- SELECTED TEXT
## BEGIN
The locale code is used to prepare certain operating system date strings, and number formatting.
dir The direction of text (usually ltr, but sometimes rtl for languages such as Arabic). An "rtl" language would likely require many few template changes as well as language changes. If someone does this we would consider integrating the changes back into a future version of ocPortal.
en_right Sometimes templates have to apply CSS properties values of 'left' or 'right', according to the text direction. For a rtl language, this becomes 'left' instead of 'right'.
en_left As above, but opposite.
language_author Your name
date_* / time_* / calendar_* Date/time formatting in one of the two PHP time formats (1, 2). If there are no '%' signs it's "date", if there are % signs it's "strftime".
dont_escape_trick Ignore this one


Also, generally you should not translate things inside single quotes.

For example,

Code

The renderer to use (hook-type: 'blocks/main_custom_gfx').
would be translated like:

Code

Le moteur de rendu à utiliser (type crochet: 'blocks/main_custom_gfx').

Character sets

There are three systems that are in common usage to allow diverse characters to be displayed in a document:
  • HTML entities
  • Unicode
  • Character sets

ocPortal supports character sets and mostly supports Unicode too. In some places, HTML entities will work, but there are definitely places where, in the current version of ocPortal, they will not. Unicode is not ideal for PHP systems like ocPortal, due to the 'binary safe' design of PHP strings – however, in practice it does work due to backwards-compatibility in Unicode and the fact that ocPortal has special code to take Unicode into account when it matters.

To understand character sets, you need to understand how strings (or text files) are composed. Each character (a symbol, represented by a 'glyph' on the screen) is essentially represented a number, 0-255; 0-127 are usually standard, and specified using the '7-bit ASCII code': the 128-255 range is essentially free, and what the numbers map to depends on the 'character set' used. As different languages use different characters (for example, accented characters, or a whole different alphabet, or even a pictographical language), different languages use different character sets.
## END
- DATASET ENTRIES
## BEGIN
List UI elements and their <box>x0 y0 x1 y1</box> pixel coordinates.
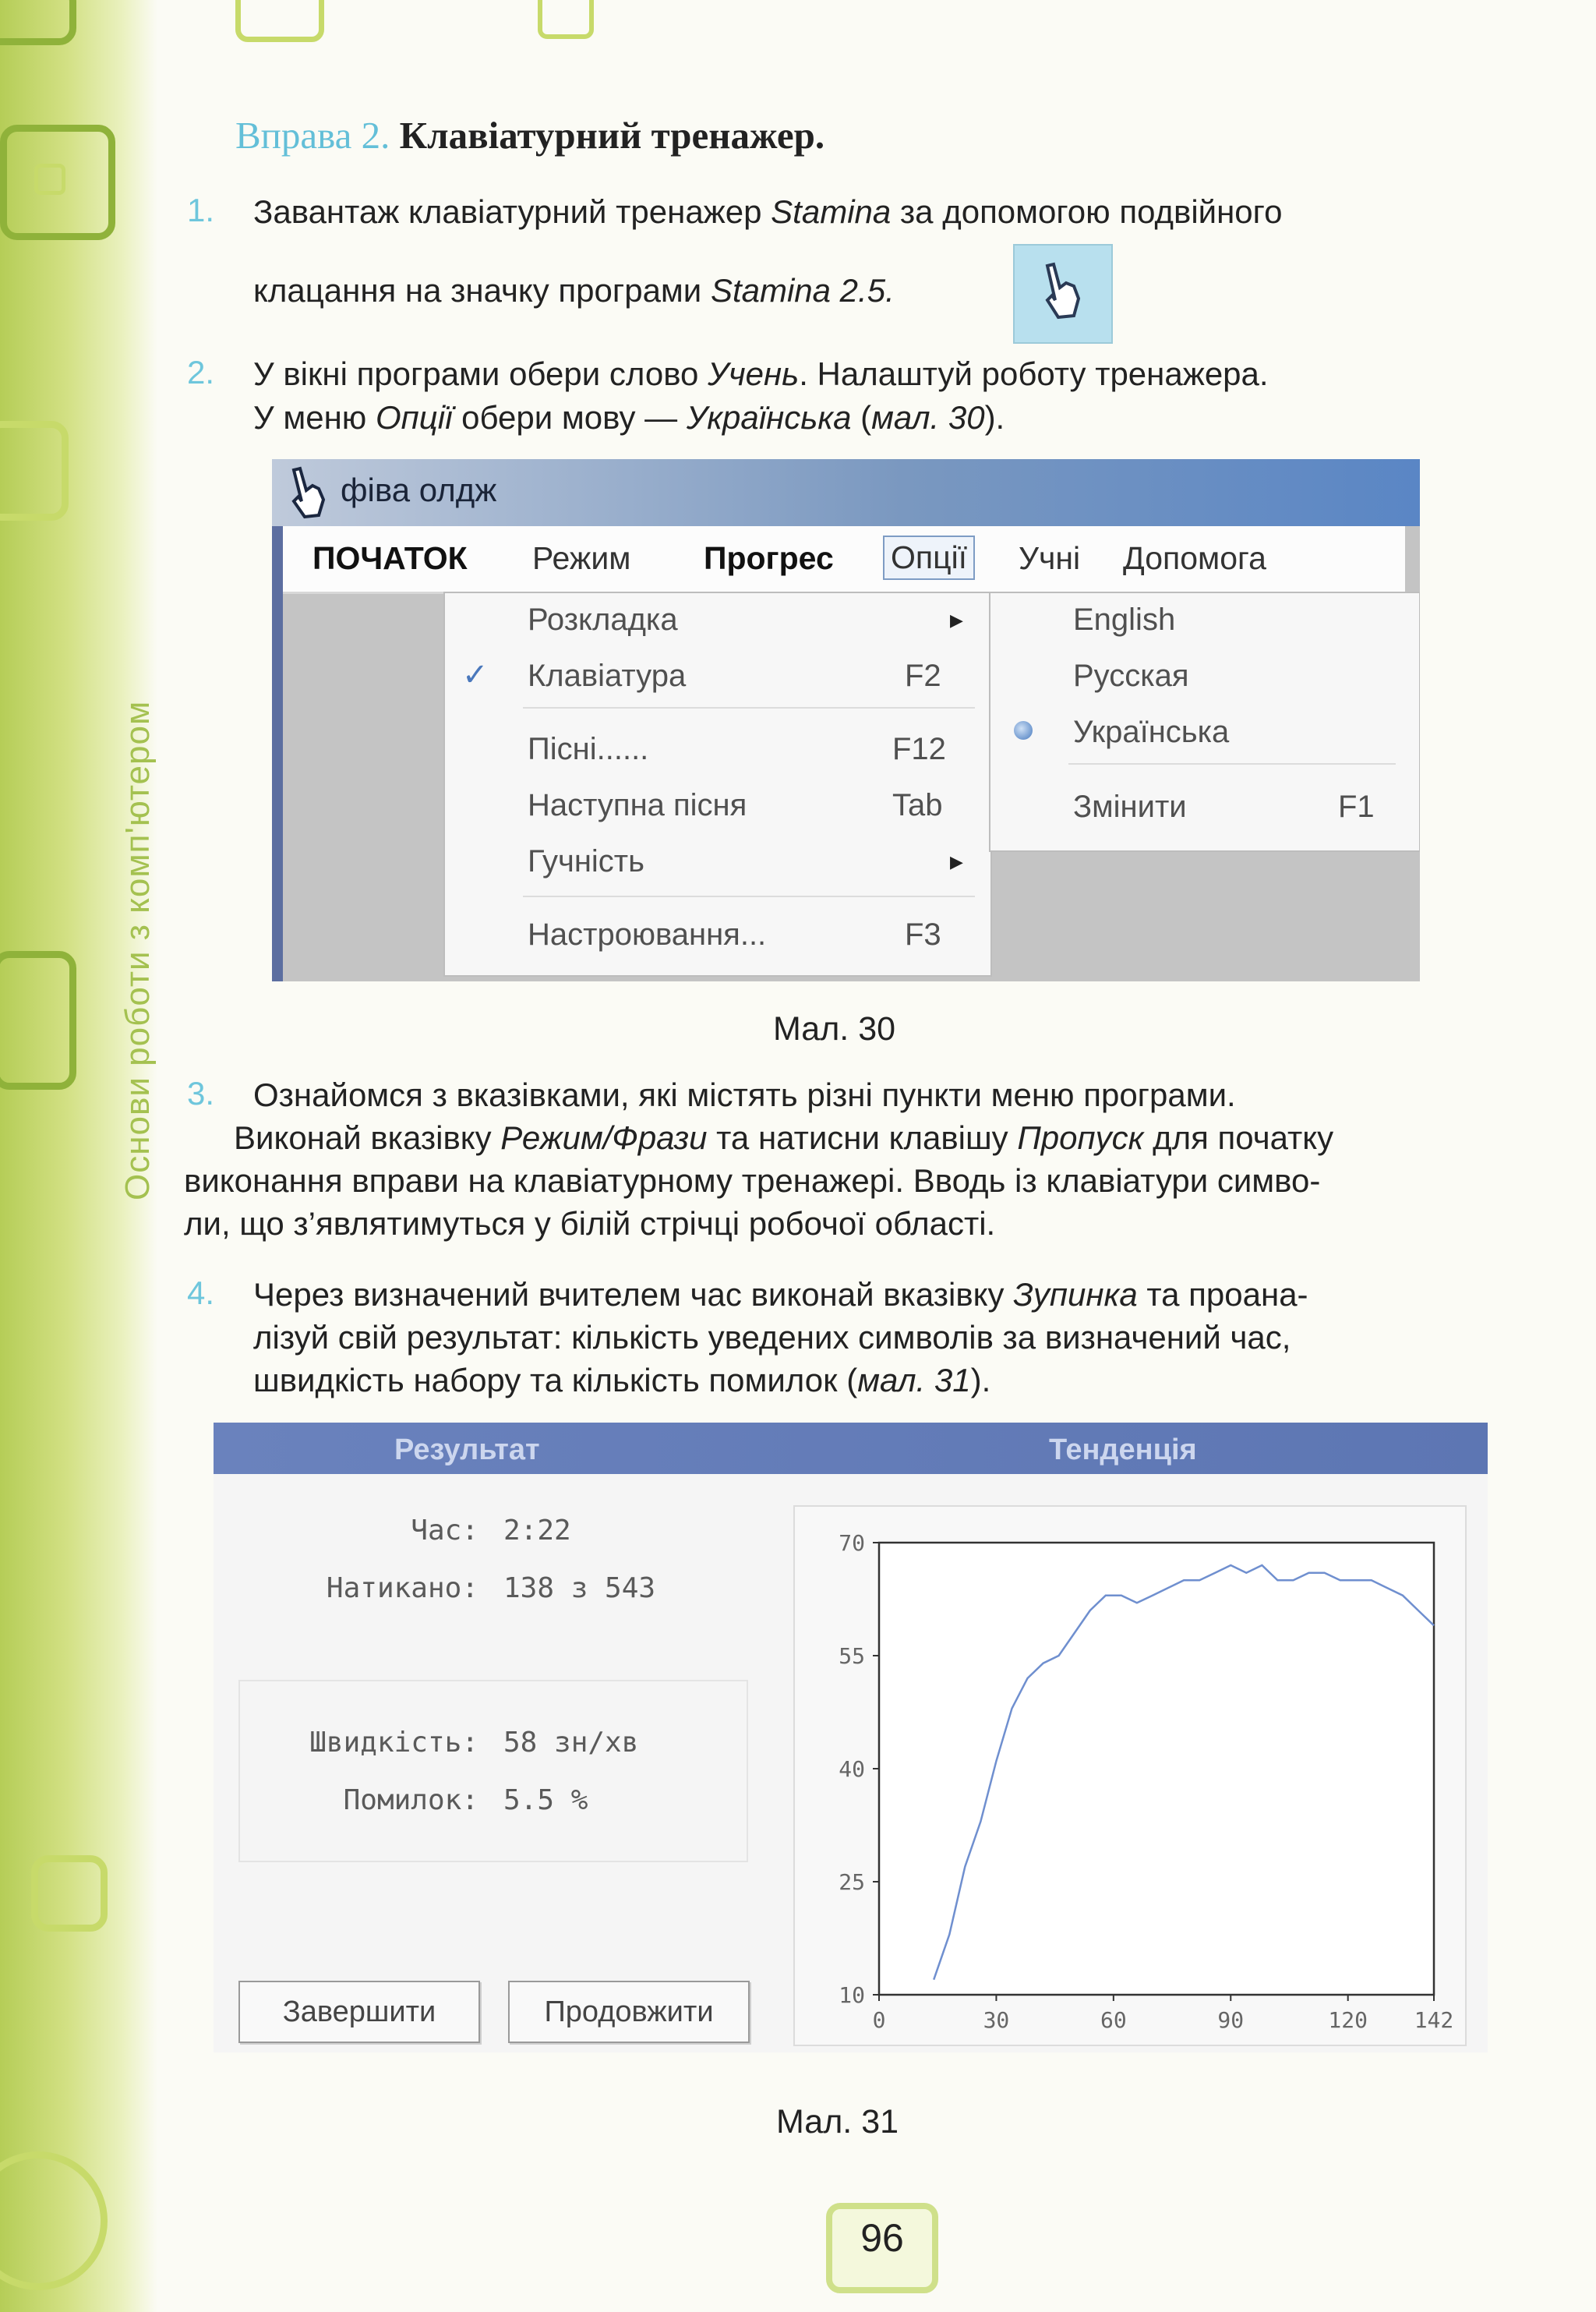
result-label-time: Час: <box>411 1515 478 1547</box>
menu-item-mode[interactable]: Режим <box>532 540 631 576</box>
step-4-line-3: швидкість набору та кількість помилок (мал. 31). <box>253 1362 991 1398</box>
sidebar-band <box>0 0 157 2312</box>
menu-separator <box>523 896 975 897</box>
step-2-line-2: У меню Опції обери мову — Українська (мал. 30). <box>253 399 1005 436</box>
tab-result[interactable]: Результат <box>394 1434 540 1466</box>
x-tick-label: 120 <box>1328 2007 1368 2033</box>
language-submenu <box>989 592 1420 852</box>
window-title: фіва олдж <box>341 472 497 508</box>
language-item-russian[interactable]: Русская <box>1073 659 1189 693</box>
results-header <box>214 1423 1488 1474</box>
step-3-line-3: виконання вправи на клавіатурному тренажері. Вводь із клавіатури симво- <box>184 1162 1321 1199</box>
menu-item-students[interactable]: Учні <box>1019 540 1081 576</box>
y-tick-label: 55 <box>839 1643 865 1669</box>
decor-square <box>538 0 594 39</box>
result-value-time: 2:22 <box>503 1515 571 1547</box>
speed-panel <box>238 1680 748 1862</box>
step-1-line-2: клацання на значку програми Stamina 2.5. <box>253 272 895 309</box>
decor-square <box>31 1855 108 1932</box>
submenu-arrow-icon: ▶ <box>950 852 963 871</box>
x-tick-label: 90 <box>1217 2007 1245 2033</box>
dropdown-item-settings[interactable]: Настроювання... <box>528 917 767 952</box>
decor-circle <box>0 2151 108 2290</box>
checkmark-icon: ✓ <box>462 658 489 692</box>
decor-square <box>235 0 324 42</box>
y-tick-label: 70 <box>839 1530 865 1556</box>
step-3-line-4: ли, що з’являтимуться у білій стрічці робочої області. <box>184 1205 996 1242</box>
exercise-label: Вправа 2. <box>235 114 390 157</box>
y-tick-label: 40 <box>839 1756 865 1782</box>
step-2-line-1: У вікні програми обери слово Учень. Налаштуй роботу тренажера. <box>253 355 1269 392</box>
hand-pointer-icon <box>283 465 333 520</box>
finish-button[interactable]: Завершити <box>238 1981 480 2043</box>
decor-square <box>0 951 76 1090</box>
y-tick-label: 25 <box>839 1869 865 1895</box>
menu-item-start[interactable]: ПОЧАТОК <box>312 540 468 576</box>
dropdown-item-songs[interactable]: Пісні...... <box>528 732 649 766</box>
chart-plot-area <box>879 1543 1434 1995</box>
figure-30-caption: Мал. 30 <box>773 1010 896 1048</box>
x-tick-label: 142 <box>1414 2007 1454 2033</box>
step-number: 1. <box>187 192 215 228</box>
window-frame <box>272 526 283 981</box>
step-3-line-2: Виконай вказівку Режим/Фрази та натисни клавішу Пропуск для початку <box>234 1119 1334 1156</box>
trend-chart <box>793 1505 1467 2046</box>
shortcut-key: F1 <box>1338 790 1375 824</box>
shortcut-key: F12 <box>892 732 946 766</box>
language-item-ukrainian[interactable]: Українська <box>1073 715 1230 749</box>
step-4-line-1: Через визначений вчителем час виконай вказівку Зупинка та проана- <box>253 1276 1308 1313</box>
figure-31-results-screenshot <box>214 1423 1488 2052</box>
page-number: 96 <box>860 2216 904 2260</box>
language-item-english[interactable]: English <box>1073 603 1176 637</box>
x-tick-label: 60 <box>1100 2007 1127 2033</box>
tab-trend[interactable]: Тенденція <box>1049 1434 1197 1466</box>
continue-button[interactable]: Продовжити <box>508 1981 750 2043</box>
decor-square <box>0 0 76 45</box>
options-dropdown <box>443 592 992 977</box>
dropdown-item-layout[interactable]: Розкладка <box>528 603 678 637</box>
dropdown-item-next-song[interactable]: Наступна пісня <box>528 788 747 822</box>
result-value-speed: 58 зн/хв <box>503 1727 639 1759</box>
x-tick-label: 30 <box>983 2007 1010 2033</box>
menu-bar <box>283 526 1405 594</box>
step-4-line-2: лізуй свій результат: кількість уведених символів за визначений час, <box>253 1319 1291 1356</box>
menu-separator <box>523 707 975 709</box>
dropdown-item-volume[interactable]: Гучність <box>528 844 644 878</box>
x-tick-label: 0 <box>872 2007 886 2033</box>
window-titlebar <box>272 459 1420 526</box>
trend-chart-svg <box>795 1507 1465 2045</box>
figure-30-menu-screenshot <box>272 459 1420 981</box>
shortcut-key: F3 <box>905 917 941 952</box>
step-number: 2. <box>187 354 215 391</box>
sidebar-section-title: Основи роботи з комп'ютером <box>118 700 157 1200</box>
language-item-change[interactable]: Змінити <box>1073 790 1187 824</box>
radio-selected-icon <box>1014 721 1033 740</box>
hand-pointer-icon <box>1032 261 1094 323</box>
decor-square <box>34 164 65 195</box>
exercise-name: Клавіатурний тренажер. <box>399 114 825 157</box>
result-label-typed: Натикано: <box>326 1572 478 1604</box>
dropdown-item-keyboard[interactable]: Клавіатура <box>528 659 687 693</box>
result-label-speed: Швидкість: <box>309 1727 478 1759</box>
menu-item-help[interactable]: Допомога <box>1123 540 1266 576</box>
menu-item-options[interactable]: Опції <box>883 536 975 580</box>
result-value-typed: 138 з 543 <box>503 1572 656 1604</box>
step-number: 4. <box>187 1274 215 1311</box>
step-number: 3. <box>187 1075 215 1112</box>
result-value-errors: 5.5 % <box>503 1784 588 1816</box>
figure-31-caption: Мал. 31 <box>776 2103 899 2141</box>
stamina-app-icon[interactable] <box>1013 244 1113 344</box>
submenu-arrow-icon: ▶ <box>950 610 963 630</box>
menu-separator <box>1068 763 1396 765</box>
result-label-errors: Помилок: <box>343 1784 478 1816</box>
step-1-line-1: Завантаж клавіатурний тренажер Stamina за допомогою подвійного <box>253 193 1283 230</box>
exercise-title <box>235 113 824 157</box>
decor-square <box>0 421 69 521</box>
shortcut-key: F2 <box>905 659 941 693</box>
y-tick-label: 10 <box>839 1982 865 2008</box>
shortcut-key: Tab <box>892 788 943 822</box>
menu-item-progress[interactable]: Прогрес <box>704 540 834 576</box>
step-3-line-1: Ознайомся з вказівками, які містять різні пункти меню програми. <box>253 1076 1236 1113</box>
## END
- PROBLEMS TO SOLVE
1. In the ocPortal language settings text, which range of character numbers is usually standard and specified using the 7-bit ASCII code?
2. Give again the passage from the ocPortal language settings text starting with "The renderer to" and going on through "(type crochet: 'blocks/main_custom_gfx').".

- RESPONSES FOR EACH TASK
1. 0-127

2.
The renderer to use (hook-type: 'blocks/main_custom_gfx').
would be translated like:

Code

Le moteur de rendu à utiliser (type crochet: 'blocks/main_custom_gfx').